### Available records
══════

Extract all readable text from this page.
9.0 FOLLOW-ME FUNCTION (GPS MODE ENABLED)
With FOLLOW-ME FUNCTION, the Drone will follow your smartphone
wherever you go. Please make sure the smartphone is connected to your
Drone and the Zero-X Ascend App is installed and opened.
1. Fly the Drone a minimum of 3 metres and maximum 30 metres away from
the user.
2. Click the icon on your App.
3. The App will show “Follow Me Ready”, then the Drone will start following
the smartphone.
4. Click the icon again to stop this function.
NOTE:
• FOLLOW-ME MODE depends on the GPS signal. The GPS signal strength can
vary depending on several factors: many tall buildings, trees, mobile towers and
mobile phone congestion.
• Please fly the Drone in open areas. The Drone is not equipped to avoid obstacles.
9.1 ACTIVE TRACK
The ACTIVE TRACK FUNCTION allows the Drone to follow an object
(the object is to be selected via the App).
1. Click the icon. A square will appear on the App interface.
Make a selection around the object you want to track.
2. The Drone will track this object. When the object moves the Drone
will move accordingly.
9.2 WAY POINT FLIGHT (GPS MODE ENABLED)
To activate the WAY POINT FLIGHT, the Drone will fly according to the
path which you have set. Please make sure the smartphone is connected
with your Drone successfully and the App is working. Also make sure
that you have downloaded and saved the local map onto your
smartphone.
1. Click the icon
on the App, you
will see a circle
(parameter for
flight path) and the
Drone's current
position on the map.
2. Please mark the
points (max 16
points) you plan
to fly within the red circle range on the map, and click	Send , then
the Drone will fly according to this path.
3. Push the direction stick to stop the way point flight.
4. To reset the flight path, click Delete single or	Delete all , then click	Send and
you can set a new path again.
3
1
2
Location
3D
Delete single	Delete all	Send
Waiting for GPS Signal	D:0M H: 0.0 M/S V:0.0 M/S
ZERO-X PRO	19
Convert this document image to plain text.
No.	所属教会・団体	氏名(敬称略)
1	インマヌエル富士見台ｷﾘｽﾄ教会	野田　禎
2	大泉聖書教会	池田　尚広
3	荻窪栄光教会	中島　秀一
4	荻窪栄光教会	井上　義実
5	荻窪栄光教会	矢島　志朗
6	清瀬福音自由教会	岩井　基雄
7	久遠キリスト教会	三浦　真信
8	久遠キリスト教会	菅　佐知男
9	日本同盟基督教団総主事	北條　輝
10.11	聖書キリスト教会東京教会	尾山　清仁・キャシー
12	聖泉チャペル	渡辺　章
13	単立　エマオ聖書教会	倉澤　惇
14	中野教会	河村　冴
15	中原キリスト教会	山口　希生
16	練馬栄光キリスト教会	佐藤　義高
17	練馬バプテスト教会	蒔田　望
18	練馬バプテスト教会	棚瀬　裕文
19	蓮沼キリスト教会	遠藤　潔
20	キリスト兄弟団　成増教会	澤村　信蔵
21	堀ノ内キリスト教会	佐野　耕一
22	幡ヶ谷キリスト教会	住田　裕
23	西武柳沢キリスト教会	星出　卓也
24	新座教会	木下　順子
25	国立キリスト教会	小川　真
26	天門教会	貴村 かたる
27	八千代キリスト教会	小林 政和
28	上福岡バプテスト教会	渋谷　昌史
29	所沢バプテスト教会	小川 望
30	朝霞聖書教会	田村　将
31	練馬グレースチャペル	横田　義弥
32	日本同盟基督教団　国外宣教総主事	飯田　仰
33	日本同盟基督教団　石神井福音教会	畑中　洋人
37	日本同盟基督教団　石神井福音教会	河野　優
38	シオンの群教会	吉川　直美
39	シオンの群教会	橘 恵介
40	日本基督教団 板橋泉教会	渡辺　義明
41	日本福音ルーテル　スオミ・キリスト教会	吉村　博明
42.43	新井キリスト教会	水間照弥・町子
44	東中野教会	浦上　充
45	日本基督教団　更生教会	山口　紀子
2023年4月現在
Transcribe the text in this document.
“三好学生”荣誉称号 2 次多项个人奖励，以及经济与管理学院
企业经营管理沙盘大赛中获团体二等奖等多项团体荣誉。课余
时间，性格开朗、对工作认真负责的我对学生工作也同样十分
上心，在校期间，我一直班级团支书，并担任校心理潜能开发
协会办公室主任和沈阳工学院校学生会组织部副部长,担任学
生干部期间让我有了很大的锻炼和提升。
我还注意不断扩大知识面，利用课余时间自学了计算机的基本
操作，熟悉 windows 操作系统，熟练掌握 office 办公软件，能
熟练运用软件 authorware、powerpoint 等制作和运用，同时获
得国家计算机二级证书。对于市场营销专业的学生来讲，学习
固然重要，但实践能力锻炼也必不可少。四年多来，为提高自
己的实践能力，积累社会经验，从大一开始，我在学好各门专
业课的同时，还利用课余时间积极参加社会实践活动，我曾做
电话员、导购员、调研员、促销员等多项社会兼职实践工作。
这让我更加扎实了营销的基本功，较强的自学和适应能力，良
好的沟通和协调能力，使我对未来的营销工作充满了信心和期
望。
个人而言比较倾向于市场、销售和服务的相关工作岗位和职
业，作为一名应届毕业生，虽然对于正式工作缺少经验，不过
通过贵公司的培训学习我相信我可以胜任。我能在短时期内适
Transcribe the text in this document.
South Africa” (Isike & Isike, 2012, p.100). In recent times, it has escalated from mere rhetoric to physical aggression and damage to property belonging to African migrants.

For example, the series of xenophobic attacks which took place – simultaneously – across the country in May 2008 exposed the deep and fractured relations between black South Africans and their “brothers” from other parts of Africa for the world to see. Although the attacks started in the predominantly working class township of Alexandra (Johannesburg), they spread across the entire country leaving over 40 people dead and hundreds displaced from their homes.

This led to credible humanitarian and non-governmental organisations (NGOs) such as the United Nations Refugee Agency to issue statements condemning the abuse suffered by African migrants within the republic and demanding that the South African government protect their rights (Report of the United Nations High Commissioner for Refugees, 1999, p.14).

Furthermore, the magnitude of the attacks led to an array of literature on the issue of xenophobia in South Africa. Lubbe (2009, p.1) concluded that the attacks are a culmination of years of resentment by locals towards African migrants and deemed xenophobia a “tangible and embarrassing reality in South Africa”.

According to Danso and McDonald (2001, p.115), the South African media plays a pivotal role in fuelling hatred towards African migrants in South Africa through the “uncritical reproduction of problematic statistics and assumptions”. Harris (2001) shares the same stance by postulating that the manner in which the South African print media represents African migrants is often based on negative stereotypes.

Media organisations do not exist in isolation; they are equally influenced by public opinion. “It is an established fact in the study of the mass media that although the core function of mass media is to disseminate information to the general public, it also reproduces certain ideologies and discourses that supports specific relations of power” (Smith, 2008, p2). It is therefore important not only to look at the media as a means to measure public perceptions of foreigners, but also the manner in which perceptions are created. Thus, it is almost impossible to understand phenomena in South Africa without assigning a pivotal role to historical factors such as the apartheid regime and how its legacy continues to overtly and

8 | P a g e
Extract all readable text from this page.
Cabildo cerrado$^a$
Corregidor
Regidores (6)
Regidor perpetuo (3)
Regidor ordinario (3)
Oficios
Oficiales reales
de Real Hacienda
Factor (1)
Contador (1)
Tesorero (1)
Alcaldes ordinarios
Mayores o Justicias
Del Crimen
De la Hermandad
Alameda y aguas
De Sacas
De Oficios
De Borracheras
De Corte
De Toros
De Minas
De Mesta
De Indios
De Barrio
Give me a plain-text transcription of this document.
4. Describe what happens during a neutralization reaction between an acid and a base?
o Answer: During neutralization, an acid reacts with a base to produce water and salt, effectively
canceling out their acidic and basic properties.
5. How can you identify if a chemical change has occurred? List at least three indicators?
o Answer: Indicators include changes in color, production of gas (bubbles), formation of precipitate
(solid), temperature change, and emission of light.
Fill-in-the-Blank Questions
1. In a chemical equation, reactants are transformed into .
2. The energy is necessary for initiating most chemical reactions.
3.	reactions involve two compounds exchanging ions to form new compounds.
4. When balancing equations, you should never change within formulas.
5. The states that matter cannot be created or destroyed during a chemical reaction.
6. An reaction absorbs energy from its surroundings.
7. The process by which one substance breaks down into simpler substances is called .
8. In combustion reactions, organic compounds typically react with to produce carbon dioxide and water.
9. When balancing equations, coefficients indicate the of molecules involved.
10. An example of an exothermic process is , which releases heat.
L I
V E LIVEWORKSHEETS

══════

### What the task asks
Going through the entries above line by line, work out how many lines include the word "again". Only the number is required.

### Response below
2